Short task
Make a verbatim copy of the entries below; pictures stay out.

Supplied records
______________________________

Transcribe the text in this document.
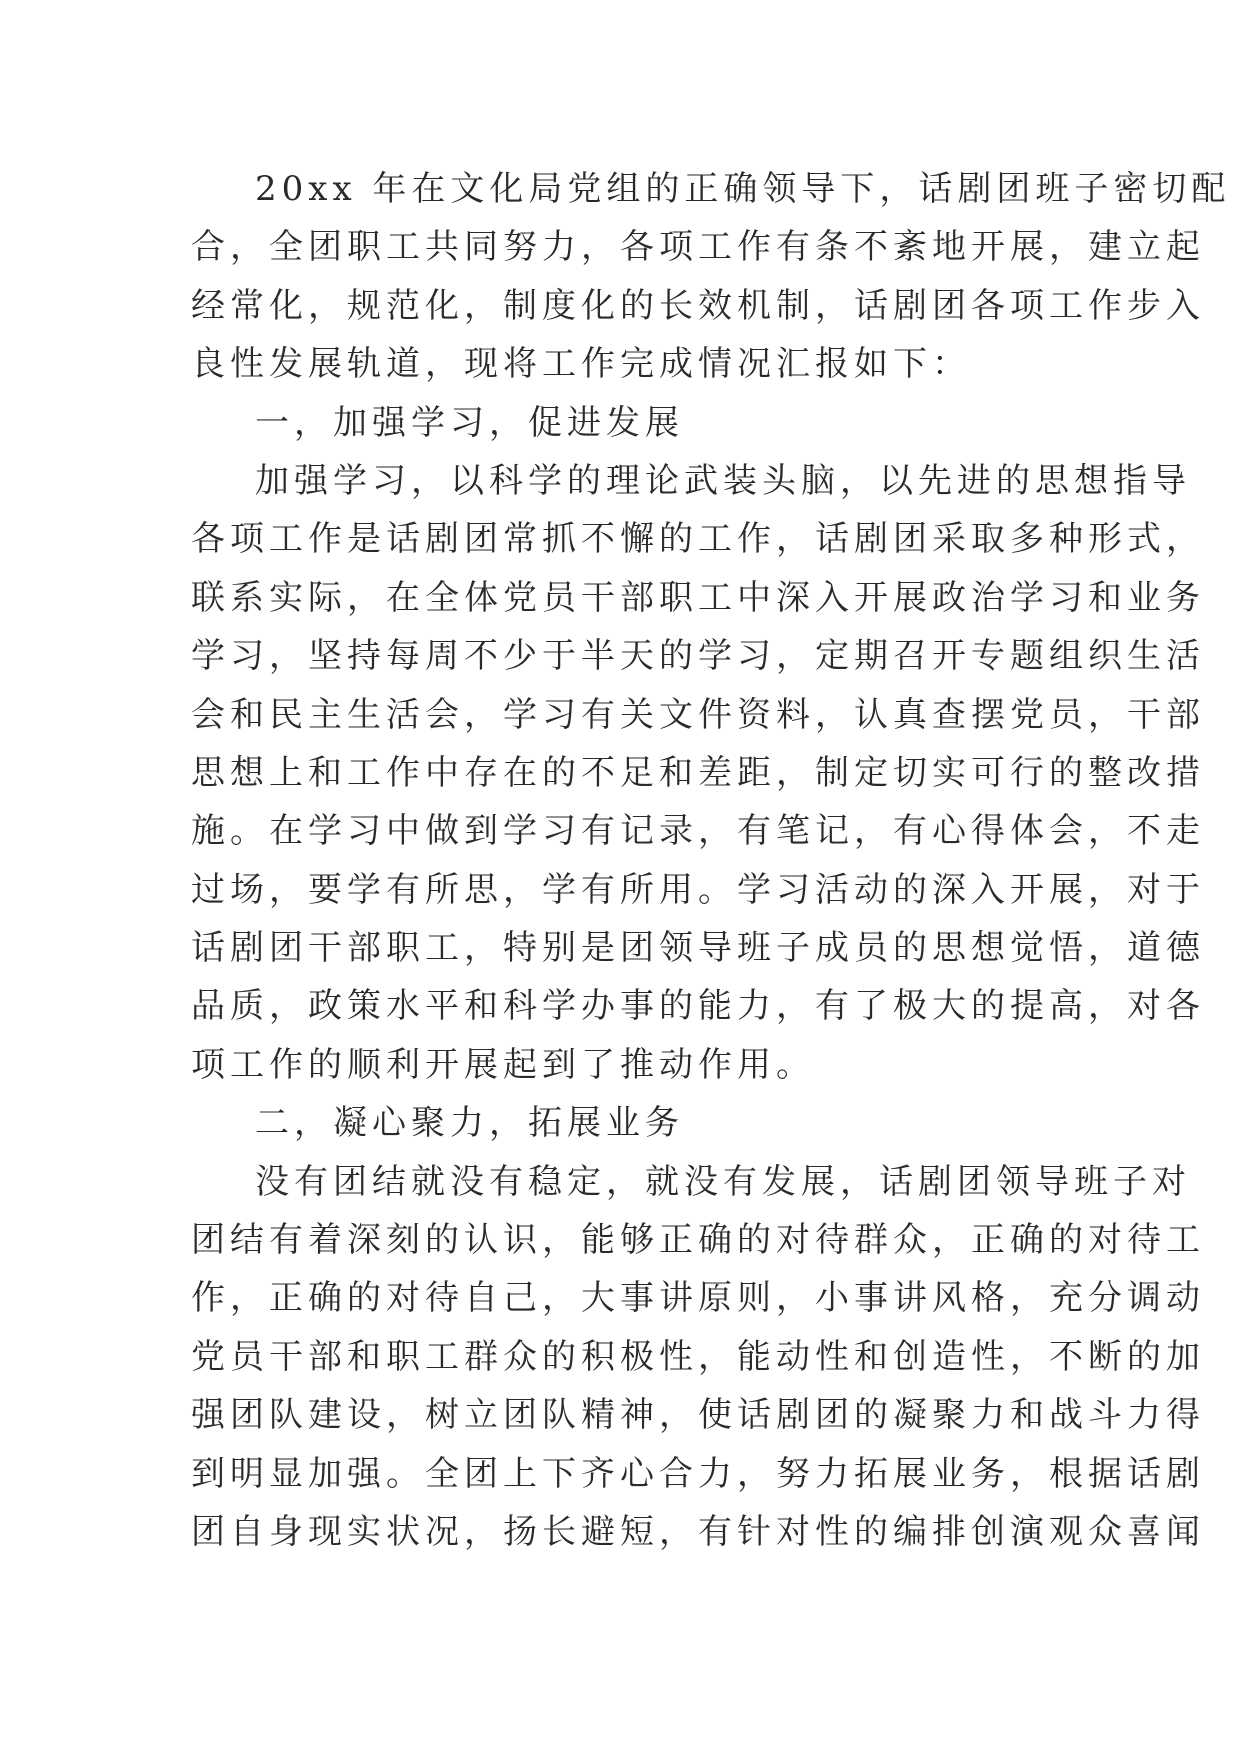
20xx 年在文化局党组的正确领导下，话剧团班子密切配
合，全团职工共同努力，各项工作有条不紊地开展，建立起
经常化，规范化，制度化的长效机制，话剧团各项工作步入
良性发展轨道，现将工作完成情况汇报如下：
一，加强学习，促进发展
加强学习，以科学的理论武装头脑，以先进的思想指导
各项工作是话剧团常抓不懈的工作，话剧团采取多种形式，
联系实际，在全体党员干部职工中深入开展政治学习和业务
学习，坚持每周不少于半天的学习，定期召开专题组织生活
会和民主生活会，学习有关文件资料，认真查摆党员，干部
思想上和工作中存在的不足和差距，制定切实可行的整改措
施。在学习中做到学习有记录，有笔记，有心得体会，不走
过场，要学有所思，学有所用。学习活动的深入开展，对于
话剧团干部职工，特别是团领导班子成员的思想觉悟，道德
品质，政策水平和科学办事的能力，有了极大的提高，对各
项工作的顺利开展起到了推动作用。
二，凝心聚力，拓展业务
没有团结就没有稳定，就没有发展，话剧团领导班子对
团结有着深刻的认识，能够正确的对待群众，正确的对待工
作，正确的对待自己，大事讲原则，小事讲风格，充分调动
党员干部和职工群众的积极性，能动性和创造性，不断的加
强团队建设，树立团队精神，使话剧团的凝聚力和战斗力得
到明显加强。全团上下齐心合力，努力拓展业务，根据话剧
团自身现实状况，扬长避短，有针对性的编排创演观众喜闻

______________________________

Answer for the task
Transcribe the text in this document.
20xx 年在文化局党组的正确领导下，话剧团班子密切配
合，全团职工共同努力，各项工作有条不紊地开展，建立起
经常化，规范化，制度化的长效机制，话剧团各项工作步入
良性发展轨道，现将工作完成情况汇报如下：
一，加强学习，促进发展
加强学习，以科学的理论武装头脑，以先进的思想指导
各项工作是话剧团常抓不懈的工作，话剧团采取多种形式，
联系实际，在全体党员干部职工中深入开展政治学习和业务
学习，坚持每周不少于半天的学习，定期召开专题组织生活
会和民主生活会，学习有关文件资料，认真查摆党员，干部
思想上和工作中存在的不足和差距，制定切实可行的整改措
施。在学习中做到学习有记录，有笔记，有心得体会，不走
过场，要学有所思，学有所用。学习活动的深入开展，对于
话剧团干部职工，特别是团领导班子成员的思想觉悟，道德
品质，政策水平和科学办事的能力，有了极大的提高，对各
项工作的顺利开展起到了推动作用。
二，凝心聚力，拓展业务
没有团结就没有稳定，就没有发展，话剧团领导班子对
团结有着深刻的认识，能够正确的对待群众，正确的对待工
作，正确的对待自己，大事讲原则，小事讲风格，充分调动
党员干部和职工群众的积极性，能动性和创造性，不断的加
强团队建设，树立团队精神，使话剧团的凝聚力和战斗力得
到明显加强。全团上下齐心合力，努力拓展业务，根据话剧
团自身现实状况，扬长避短，有针对性的编排创演观众喜闻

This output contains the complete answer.